Excerpts from a figure dataset
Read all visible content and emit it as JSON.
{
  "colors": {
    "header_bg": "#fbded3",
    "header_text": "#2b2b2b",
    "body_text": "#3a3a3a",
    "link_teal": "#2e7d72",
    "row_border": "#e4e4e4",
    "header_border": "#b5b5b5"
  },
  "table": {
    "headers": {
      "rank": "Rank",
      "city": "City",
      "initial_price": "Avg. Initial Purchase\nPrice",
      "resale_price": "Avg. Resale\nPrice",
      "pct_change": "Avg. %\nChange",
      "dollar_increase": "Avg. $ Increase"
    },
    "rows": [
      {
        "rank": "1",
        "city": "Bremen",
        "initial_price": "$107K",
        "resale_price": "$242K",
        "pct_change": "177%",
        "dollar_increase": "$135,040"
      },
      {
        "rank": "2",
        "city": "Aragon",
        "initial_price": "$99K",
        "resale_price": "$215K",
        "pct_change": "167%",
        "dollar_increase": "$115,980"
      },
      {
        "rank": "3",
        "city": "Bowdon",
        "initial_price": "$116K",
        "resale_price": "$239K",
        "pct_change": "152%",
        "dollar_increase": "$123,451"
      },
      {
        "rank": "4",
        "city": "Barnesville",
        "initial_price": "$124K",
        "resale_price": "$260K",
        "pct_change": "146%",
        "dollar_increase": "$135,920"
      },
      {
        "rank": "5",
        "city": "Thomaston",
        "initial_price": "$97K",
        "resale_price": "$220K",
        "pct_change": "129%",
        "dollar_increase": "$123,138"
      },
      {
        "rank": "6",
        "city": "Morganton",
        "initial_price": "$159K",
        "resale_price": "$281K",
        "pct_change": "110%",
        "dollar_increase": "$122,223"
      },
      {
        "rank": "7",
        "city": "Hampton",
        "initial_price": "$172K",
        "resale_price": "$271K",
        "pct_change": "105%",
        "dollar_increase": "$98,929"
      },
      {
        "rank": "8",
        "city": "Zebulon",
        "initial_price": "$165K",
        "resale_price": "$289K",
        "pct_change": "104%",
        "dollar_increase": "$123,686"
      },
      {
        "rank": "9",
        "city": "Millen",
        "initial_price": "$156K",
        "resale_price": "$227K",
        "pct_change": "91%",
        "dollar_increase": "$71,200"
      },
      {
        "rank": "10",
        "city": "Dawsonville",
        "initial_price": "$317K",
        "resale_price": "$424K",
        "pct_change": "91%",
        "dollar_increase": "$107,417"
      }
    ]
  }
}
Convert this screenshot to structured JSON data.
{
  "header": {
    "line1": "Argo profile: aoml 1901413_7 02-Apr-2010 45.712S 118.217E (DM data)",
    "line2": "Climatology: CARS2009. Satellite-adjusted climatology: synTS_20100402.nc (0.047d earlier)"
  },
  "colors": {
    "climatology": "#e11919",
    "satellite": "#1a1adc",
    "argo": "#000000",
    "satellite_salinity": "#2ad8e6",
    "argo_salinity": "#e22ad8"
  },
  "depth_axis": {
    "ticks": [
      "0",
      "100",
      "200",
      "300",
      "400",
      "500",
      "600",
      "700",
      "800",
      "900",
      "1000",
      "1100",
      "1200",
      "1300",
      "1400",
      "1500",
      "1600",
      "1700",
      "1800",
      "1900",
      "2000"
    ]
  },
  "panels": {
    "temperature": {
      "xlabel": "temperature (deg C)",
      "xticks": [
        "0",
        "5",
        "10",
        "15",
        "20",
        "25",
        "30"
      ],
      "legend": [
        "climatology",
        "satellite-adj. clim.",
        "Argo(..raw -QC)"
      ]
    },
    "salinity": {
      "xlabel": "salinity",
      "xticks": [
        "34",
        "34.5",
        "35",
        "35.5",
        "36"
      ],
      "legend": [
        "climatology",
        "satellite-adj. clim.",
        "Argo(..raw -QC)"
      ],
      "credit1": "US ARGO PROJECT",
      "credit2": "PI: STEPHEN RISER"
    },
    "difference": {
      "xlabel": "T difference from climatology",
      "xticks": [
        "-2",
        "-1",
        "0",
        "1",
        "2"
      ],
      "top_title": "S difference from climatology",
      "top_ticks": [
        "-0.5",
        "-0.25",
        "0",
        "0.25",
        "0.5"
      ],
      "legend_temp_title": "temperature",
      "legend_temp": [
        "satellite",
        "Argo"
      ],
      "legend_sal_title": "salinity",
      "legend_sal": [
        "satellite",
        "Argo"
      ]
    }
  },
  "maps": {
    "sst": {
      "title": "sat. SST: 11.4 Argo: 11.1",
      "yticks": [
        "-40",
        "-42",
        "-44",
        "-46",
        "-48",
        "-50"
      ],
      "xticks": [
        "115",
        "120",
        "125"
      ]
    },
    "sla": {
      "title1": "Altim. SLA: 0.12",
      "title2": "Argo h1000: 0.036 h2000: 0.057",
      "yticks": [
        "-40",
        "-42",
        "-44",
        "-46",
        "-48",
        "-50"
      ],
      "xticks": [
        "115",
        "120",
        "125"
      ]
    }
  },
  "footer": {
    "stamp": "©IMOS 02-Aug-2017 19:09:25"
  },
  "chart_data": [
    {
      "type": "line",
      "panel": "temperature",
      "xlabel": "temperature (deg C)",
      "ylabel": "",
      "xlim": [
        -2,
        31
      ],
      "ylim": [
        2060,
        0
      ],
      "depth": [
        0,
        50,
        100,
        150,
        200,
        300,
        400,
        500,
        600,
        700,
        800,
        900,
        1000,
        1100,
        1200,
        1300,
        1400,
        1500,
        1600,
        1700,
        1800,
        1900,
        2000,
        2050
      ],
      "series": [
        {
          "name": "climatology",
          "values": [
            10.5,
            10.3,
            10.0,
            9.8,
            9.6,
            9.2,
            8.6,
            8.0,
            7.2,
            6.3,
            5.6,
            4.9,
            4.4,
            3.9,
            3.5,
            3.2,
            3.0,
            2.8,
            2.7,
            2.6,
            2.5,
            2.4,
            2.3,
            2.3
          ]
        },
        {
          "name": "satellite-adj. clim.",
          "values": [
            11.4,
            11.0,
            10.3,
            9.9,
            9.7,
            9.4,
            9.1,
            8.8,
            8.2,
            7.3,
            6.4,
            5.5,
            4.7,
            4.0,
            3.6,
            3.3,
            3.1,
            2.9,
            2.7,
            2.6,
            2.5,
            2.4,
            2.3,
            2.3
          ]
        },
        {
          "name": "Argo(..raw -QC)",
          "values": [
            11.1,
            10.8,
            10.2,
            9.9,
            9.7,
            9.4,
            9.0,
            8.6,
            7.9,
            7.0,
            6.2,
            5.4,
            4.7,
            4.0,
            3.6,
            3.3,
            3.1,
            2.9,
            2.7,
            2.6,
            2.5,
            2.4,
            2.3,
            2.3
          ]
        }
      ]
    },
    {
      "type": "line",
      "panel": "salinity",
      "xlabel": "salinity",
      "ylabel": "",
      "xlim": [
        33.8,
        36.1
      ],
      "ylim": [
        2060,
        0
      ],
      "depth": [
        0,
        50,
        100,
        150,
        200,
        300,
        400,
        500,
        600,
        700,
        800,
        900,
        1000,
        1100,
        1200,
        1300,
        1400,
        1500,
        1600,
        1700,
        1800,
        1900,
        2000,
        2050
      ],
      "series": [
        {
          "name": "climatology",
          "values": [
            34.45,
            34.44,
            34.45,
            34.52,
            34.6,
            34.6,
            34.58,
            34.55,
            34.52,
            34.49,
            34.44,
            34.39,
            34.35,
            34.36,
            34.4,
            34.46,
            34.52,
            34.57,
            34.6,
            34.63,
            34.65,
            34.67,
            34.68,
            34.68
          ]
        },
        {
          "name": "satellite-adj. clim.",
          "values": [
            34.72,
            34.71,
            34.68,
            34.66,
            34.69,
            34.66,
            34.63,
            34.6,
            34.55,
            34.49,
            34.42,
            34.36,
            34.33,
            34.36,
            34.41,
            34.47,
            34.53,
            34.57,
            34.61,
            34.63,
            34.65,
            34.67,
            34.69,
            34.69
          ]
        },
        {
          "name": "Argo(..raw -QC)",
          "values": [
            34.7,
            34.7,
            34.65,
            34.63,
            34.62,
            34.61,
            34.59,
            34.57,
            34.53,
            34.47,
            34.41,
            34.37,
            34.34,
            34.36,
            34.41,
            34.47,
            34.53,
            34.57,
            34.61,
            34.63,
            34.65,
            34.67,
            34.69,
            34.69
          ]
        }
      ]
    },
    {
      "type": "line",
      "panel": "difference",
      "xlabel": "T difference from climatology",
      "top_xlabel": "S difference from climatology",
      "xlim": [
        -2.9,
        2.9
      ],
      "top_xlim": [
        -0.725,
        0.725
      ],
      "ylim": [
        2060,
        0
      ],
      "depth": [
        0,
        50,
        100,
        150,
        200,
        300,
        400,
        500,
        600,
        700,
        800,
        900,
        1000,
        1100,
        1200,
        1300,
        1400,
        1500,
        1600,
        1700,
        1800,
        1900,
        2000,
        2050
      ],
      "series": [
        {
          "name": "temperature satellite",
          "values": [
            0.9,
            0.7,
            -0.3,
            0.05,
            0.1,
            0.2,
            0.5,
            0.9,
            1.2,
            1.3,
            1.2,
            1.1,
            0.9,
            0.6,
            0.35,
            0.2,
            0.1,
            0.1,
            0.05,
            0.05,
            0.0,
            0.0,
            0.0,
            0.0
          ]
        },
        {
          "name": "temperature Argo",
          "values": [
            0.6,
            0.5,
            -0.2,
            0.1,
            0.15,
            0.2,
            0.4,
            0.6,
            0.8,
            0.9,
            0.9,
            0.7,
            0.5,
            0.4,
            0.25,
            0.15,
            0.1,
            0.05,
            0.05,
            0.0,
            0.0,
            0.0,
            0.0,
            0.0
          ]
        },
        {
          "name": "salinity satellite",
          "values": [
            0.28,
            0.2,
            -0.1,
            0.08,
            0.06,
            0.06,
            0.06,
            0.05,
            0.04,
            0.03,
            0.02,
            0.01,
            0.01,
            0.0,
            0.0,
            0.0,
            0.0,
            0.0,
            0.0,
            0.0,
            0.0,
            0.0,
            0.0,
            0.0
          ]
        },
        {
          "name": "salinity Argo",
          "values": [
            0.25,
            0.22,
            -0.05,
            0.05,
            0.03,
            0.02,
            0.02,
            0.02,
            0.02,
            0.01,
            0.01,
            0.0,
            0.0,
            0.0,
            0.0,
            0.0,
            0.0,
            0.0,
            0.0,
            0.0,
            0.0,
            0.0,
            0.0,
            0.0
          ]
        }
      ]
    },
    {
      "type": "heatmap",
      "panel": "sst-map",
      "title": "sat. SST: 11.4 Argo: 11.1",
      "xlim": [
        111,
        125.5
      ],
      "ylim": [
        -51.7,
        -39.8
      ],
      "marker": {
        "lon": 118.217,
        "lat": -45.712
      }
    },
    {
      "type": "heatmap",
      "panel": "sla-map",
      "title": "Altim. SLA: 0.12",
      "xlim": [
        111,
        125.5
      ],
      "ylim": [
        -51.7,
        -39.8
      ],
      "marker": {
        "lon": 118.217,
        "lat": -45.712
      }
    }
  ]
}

Instructions for the task – Tally up the lines in the records containing the word "temperature", then give the count and nothing else.

Exercise response – 7